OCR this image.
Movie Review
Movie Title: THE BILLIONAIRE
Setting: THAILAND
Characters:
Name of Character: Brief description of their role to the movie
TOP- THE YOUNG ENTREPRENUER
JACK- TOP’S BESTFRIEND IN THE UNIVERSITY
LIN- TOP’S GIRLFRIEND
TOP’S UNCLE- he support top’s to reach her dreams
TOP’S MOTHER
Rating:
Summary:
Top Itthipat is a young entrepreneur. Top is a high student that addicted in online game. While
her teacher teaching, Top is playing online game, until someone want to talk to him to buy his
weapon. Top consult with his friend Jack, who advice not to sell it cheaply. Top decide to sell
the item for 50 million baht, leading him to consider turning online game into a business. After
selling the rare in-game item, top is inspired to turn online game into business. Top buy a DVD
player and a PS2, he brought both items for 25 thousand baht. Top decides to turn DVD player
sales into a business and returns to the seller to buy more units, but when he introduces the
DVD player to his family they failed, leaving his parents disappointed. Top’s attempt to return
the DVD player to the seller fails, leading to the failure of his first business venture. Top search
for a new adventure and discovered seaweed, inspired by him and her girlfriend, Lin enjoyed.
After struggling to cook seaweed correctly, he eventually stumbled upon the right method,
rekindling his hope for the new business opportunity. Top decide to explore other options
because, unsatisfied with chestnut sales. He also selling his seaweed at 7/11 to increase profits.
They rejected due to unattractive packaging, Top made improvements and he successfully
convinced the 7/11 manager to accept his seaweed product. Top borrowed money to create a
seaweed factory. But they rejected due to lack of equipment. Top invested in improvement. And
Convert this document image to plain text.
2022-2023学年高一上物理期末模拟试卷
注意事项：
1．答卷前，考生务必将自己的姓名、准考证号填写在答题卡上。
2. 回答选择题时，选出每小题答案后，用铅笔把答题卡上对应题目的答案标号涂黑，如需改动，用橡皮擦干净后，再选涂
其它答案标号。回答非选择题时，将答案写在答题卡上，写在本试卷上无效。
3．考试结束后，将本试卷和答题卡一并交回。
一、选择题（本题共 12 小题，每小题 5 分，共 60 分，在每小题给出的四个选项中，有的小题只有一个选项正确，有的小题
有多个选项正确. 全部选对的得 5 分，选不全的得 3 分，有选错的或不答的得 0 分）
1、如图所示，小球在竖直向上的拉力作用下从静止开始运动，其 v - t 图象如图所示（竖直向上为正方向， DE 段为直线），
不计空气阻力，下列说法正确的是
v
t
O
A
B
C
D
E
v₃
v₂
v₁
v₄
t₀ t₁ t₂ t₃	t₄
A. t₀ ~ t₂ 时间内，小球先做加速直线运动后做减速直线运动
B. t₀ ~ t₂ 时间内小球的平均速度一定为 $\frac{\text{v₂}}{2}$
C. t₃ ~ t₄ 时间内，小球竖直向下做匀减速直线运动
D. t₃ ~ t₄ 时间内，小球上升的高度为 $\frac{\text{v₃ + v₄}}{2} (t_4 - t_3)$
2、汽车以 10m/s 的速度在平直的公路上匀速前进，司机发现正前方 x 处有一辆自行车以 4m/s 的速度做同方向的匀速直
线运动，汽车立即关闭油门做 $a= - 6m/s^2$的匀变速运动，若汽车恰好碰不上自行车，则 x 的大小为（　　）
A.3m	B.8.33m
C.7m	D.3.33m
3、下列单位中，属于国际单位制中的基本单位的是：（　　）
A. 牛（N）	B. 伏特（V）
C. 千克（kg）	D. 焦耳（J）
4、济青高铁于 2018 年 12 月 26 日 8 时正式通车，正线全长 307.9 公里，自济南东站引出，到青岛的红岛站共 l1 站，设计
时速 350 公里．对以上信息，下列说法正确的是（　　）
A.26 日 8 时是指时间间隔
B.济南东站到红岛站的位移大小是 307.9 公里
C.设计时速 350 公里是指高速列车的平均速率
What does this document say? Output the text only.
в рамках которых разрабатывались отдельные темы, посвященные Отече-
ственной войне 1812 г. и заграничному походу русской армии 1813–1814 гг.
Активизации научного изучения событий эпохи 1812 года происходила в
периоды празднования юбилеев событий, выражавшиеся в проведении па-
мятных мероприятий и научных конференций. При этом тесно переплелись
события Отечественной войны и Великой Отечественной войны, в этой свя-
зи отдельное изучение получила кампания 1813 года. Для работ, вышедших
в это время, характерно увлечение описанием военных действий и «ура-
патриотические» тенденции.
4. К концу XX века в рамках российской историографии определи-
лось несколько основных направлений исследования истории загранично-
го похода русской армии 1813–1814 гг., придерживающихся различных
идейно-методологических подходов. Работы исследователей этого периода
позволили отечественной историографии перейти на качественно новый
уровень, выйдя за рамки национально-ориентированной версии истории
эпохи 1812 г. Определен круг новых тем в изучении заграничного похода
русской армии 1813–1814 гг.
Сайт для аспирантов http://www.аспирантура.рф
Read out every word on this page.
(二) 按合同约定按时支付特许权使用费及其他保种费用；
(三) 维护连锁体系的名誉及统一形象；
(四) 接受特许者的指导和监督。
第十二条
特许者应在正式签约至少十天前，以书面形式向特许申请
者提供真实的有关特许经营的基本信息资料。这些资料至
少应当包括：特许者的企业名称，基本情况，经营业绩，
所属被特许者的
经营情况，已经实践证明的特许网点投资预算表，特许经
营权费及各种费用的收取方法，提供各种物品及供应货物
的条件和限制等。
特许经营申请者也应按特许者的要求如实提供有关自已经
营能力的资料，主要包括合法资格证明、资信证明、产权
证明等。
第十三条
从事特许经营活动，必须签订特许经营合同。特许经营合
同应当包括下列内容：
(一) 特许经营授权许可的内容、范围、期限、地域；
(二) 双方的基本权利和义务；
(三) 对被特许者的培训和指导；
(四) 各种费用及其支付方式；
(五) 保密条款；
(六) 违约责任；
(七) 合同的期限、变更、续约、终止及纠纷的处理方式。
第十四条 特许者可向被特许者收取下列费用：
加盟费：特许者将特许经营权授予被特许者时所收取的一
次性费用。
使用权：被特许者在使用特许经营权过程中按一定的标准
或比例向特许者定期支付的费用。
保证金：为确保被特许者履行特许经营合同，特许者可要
============
■ **What you are asked to do**
Show all lines from the records above where the word "sales" occurs.

■ **Written response**
sales into a business and returns to the seller to buy more units, but when he introduces the
because, unsatisfied with chestnut sales. He also selling his seaweed at 7/11 to increase profits.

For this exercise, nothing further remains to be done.